# PASSAGE SHOWN start
Solid State Amps for Quad ESL 57?


My system is feeling pretty tube-y and I was looking for suggestions of a solid state amps that people are liking with their original Quad ESLs. Looking for more speed and more of the bass I know the Quads can put out if set up right.
dhcod

Showing 13 responses by bdp24

Chris (ct0517), I believe the RM-9 is no longer available, even as a special order. I could be mistaken however. Roger has relocated to the Bay Area, and appears to be more involved in his Audio Engineering school than in running Music Reference. He has a right-hand man still operating out of his old Santa Barbara location.
I bought a Bedini 25/25 in the 90’s, specifically for my Quads. Pretty good for ss, the poor mans ML 2! I still want to get a little Music Reference RM-10 for them, which is THE amp for the speaker. But I’m presently focused on my Tympani T-IV’s, which require very different amplification. I’ll be bi-amping them, with the wonderful RM-200 Mk.2 on the midrange/tweeter panels.

Chris---that's like the music genre defined frequency contours on some car sound systems! Not a bad idea at all.

kalali---Another example is separate home theater and music systems, for the obvious reason---the demands placed upon a speaker by movies is far different than is by music.

The Quad 57 can’t be beat for some music---small Baroque ensembles (well-recorded harpsichords sound in-the-room), acoustic music like Bluegrass and Jazz trios and quartets. And vocals of course! People who say that some speakers are not better for some kinds of music than for other kinds---that a speaker good at one kind will be equally good at another---are imo mistaken. Different musics suffer more from certain kinds of speaker failings than does other music. Sure, a speaker should be designed to reproduce all musics equally well, but a speaker’s strengths and weaknesses will affect different musics differently, depending on the nature of the music and it’s demands on the speaker.

A speaker actually excelling in all areas of reproduction will be a very expensive one. For anyone buying on a restricted budget (who amongst us isn’t?), compromises and trade-offs must be expected and accepted, different speakers offering different strengths and weaknesses. As an extreme example, if a person listens only to solo piano, a speaker with even octave-to-octave tonal balance is a priority, other speaker abilities being less important to it’s reproduction. For a vocal music specialist, a speaker with low vowel-coloration will bring the most long-term musical satisfaction. For a Reggae music enthusiast, while those speaker abilities and attributes will benefit the music, they won’t to the same degree as will the speaker’s ability at rhythm and timing, which are absolutely essential to Reggae. If one’s speaker budget requires a choice between two speakers possessing different strengths and weaknesses, I sure would choose the speaker whose strengths are what my primary music requires and benefits most from, and whose weaknesses are what it suffers least from.
# PASSAGE SHOWN end
# PROVIDED RECORDS start
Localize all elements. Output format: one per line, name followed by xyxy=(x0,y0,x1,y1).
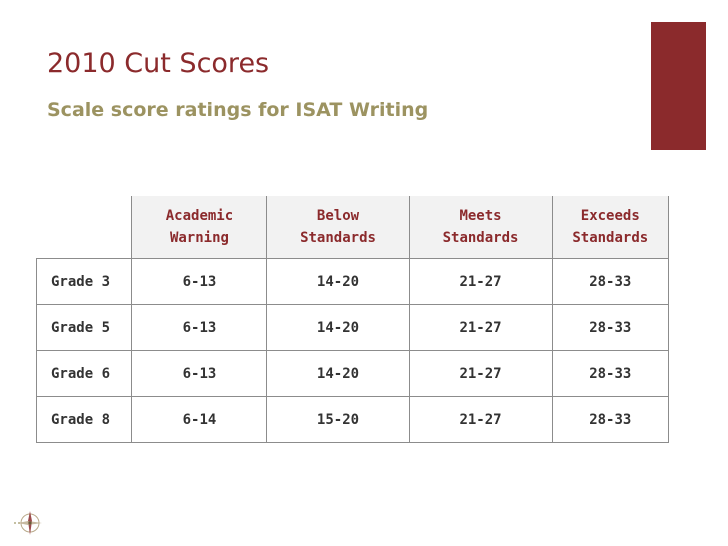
score-cell: 21-27 xyxy=(408,258,553,305)
score-cell: 15-20 xyxy=(266,396,410,443)
header-label-line: Standards xyxy=(442,230,519,246)
score-cell: 14-20 xyxy=(266,258,410,305)
header-academic-warning: Academic Warning xyxy=(131,196,268,259)
slide-title: 2010 Cut Scores xyxy=(47,48,270,79)
score-cell: 6-13 xyxy=(131,350,268,397)
header-label-line: Standards xyxy=(572,230,649,246)
table-row: Grade 6 6-13 14-20 21-27 28-33 xyxy=(35,350,670,397)
score-cell: 14-20 xyxy=(266,304,410,351)
table-header-row: Academic Warning Below Standards Meets Stan… xyxy=(37,196,670,259)
table-row: Grade 8 6-14 15-20 21-27 28-33 xyxy=(35,396,670,443)
score-cell: 28-33 xyxy=(551,350,670,397)
header-label-line: Academic xyxy=(165,208,234,224)
cut-scores-table: Academic Warning Below Standards Meets Stan… xyxy=(35,196,670,443)
grade-label: Grade 3 xyxy=(35,258,133,305)
header-below-standards: Below Standards xyxy=(266,196,410,259)
header-label-line: Exceeds xyxy=(580,208,640,224)
score-cell: 14-20 xyxy=(266,350,410,397)
grade-label: Grade 5 xyxy=(35,304,133,351)
accent-bar xyxy=(651,22,706,150)
score-cell: 21-27 xyxy=(408,304,553,351)
header-corner-cell xyxy=(37,196,132,259)
header-label-line: Standards xyxy=(300,230,376,246)
score-cell: 28-33 xyxy=(551,258,670,305)
compass-logo-icon xyxy=(14,511,42,535)
table-row: Grade 5 6-13 14-20 21-27 28-33 xyxy=(35,304,670,351)
score-cell: 21-27 xyxy=(408,396,553,443)
score-cell: 28-33 xyxy=(551,304,670,351)
header-meets-standards: Meets Standards xyxy=(408,196,553,259)
header-label-line: Warning xyxy=(169,230,229,246)
header-exceeds-standards: Exceeds Standards xyxy=(551,196,670,259)
score-cell: 28-33 xyxy=(551,396,670,443)
table-row: Grade 3 6-13 14-20 21-27 28-33 xyxy=(35,258,670,305)
slide-subtitle: Scale score ratings for ISAT Writing xyxy=(47,99,429,121)
score-cell: 21-27 xyxy=(408,350,553,397)
grade-label: Grade 6 xyxy=(35,350,133,397)
score-cell: 6-14 xyxy=(131,396,268,443)
score-cell: 6-13 xyxy=(131,304,268,351)
score-cell: 6-13 xyxy=(131,258,268,305)
header-label-line: Meets xyxy=(459,208,502,224)
grade-label: Grade 8 xyxy=(35,396,133,443)
header-label-line: Below xyxy=(316,208,360,224)
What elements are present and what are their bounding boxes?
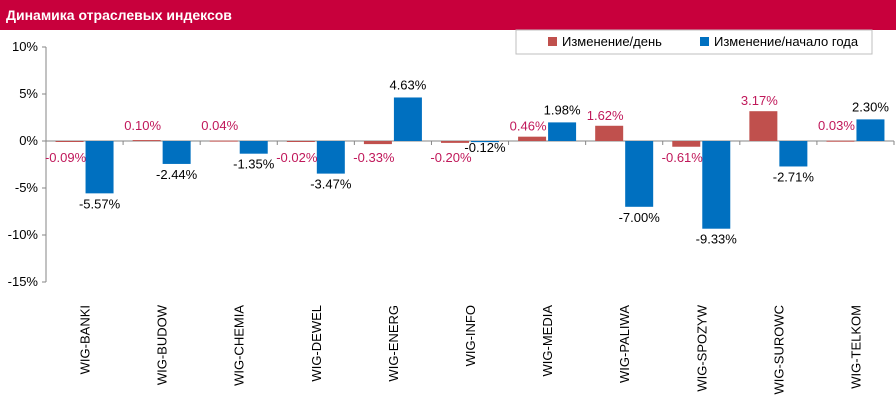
legend: Изменение/день Изменение/начало года [515, 29, 873, 55]
data-label-ytd: -1.35% [233, 157, 275, 172]
data-label-day: -0.02% [276, 150, 318, 165]
y-tick-label: 5% [19, 86, 38, 101]
category-label: WIG-ENERG [386, 305, 401, 382]
category-label: WIG-SPOZYW [694, 304, 709, 391]
data-label-day: -0.09% [45, 150, 87, 165]
bar-day [132, 140, 161, 142]
data-label-ytd: -5.57% [79, 196, 121, 211]
bar-day [55, 141, 84, 142]
data-label-day: 0.46% [510, 119, 547, 134]
data-label-ytd: -2.44% [156, 167, 198, 182]
data-label-ytd: -2.71% [773, 169, 815, 184]
legend-label-ytd: Изменение/начало года [714, 34, 859, 49]
bar-ytd [625, 141, 654, 207]
y-tick-label: -10% [8, 227, 39, 242]
bar-ytd [779, 141, 808, 167]
bar-ytd [548, 122, 577, 141]
legend-swatch-ytd [700, 37, 709, 46]
data-label-ytd: -0.12% [464, 140, 506, 155]
data-label-day: -0.20% [430, 150, 472, 165]
category-label: WIG-BANKI [78, 305, 93, 374]
axes: 10% 5% 0% -5% -10% -15% [8, 39, 895, 289]
bar-day [518, 136, 547, 141]
y-tick-label: -15% [8, 274, 39, 289]
chart-title: Динамика отраслевых индексов [0, 0, 896, 30]
bar-day [672, 141, 701, 147]
bar-ytd [856, 119, 885, 141]
bar-day [595, 125, 624, 141]
category-label: WIG-CHEMIA [232, 305, 247, 386]
data-labels: -0.09% -5.57% 0.10% -2.44% 0.04% -1.35% -0.02%… [45, 77, 889, 246]
y-tick-label: -5% [15, 180, 39, 195]
bars [55, 97, 885, 229]
category-label: WIG-MEDIA [540, 305, 555, 377]
data-label-ytd: 4.63% [389, 77, 426, 92]
category-label: WIG-BUDOW [155, 304, 170, 385]
bar-ytd [85, 141, 114, 194]
data-label-day: -0.33% [353, 150, 395, 165]
data-label-ytd: 1.98% [544, 102, 581, 117]
data-label-day: 0.04% [201, 118, 238, 133]
legend-swatch-day [548, 37, 557, 46]
data-label-day: 1.62% [587, 108, 624, 123]
bar-day [286, 141, 315, 142]
legend-label-day: Изменение/день [562, 34, 662, 49]
category-label: WIG-DEWEL [309, 305, 324, 382]
data-label-ytd: -7.00% [619, 210, 661, 225]
category-labels: WIG-BANKI WIG-BUDOW WIG-CHEMIA WIG-DEWEL WIG… [78, 304, 864, 394]
bar-day [209, 140, 238, 142]
category-label: WIG-PALIWA [617, 305, 632, 383]
bar-ytd [471, 141, 499, 143]
bar-day [441, 141, 469, 143]
category-label: WIG-SUROWC [771, 305, 786, 395]
y-tick-label: 0% [19, 133, 38, 148]
data-label-ytd: -3.47% [310, 177, 352, 192]
bar-ytd [316, 141, 345, 174]
data-label-day: 0.03% [818, 118, 855, 133]
bar-ytd [702, 141, 731, 229]
data-label-day: 0.10% [124, 118, 161, 133]
bar-day [826, 140, 855, 142]
legend-box [515, 29, 873, 55]
bar-ytd [393, 97, 422, 141]
bar-ytd [239, 141, 268, 154]
bar-ytd [162, 141, 191, 164]
bar-day [749, 111, 778, 141]
data-label-day: 3.17% [741, 93, 778, 108]
category-label: WIG-INFO [463, 305, 478, 366]
data-label-ytd: -9.33% [696, 232, 738, 247]
y-tick-label: 10% [12, 39, 38, 54]
data-label-ytd: 2.30% [852, 99, 889, 114]
category-label: WIG-TELKOM [848, 305, 863, 389]
bar-day [363, 141, 392, 145]
data-label-day: -0.61% [662, 150, 704, 165]
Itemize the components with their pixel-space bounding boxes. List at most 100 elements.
# PROVIDED RECORDS end
--- REQUESTS ---
1. Which model designations beginning with "RM-" appear in the forum thread about solid state amps for Quad ESLs? List every one.
2. From the listing, reproduce without changes the stretch from the line containing "score-cell: 21-27 xyxy=(408,258,553,305)" through the line containing "header-label-line: Academic xyxy=(165,208,234,224)".

--- RESPONSES TO THE EXERCISE ---
1.
RM-9
RM-10
RM-200 Mk.2

2.
score-cell: 21-27 xyxy=(408,258,553,305)
score-cell: 15-20 xyxy=(266,396,410,443)
header-label-line: Standards xyxy=(442,230,519,246)
score-cell: 14-20 xyxy=(266,258,410,305)
header-academic-warning: Academic Warning xyxy=(131,196,268,259)
slide-title: 2010 Cut Scores xyxy=(47,48,270,79)
score-cell: 6-13 xyxy=(131,350,268,397)
header-label-line: Standards xyxy=(572,230,649,246)
table-row: Grade 6 6-13 14-20 21-27 28-33 xyxy=(35,350,670,397)
score-cell: 14-20 xyxy=(266,304,410,351)
table-header-row: Academic Warning Below Standards Meets Stan… xyxy=(37,196,670,259)
table-row: Grade 8 6-14 15-20 21-27 28-33 xyxy=(35,396,670,443)
score-cell: 28-33 xyxy=(551,350,670,397)
header-label-line: Academic xyxy=(165,208,234,224)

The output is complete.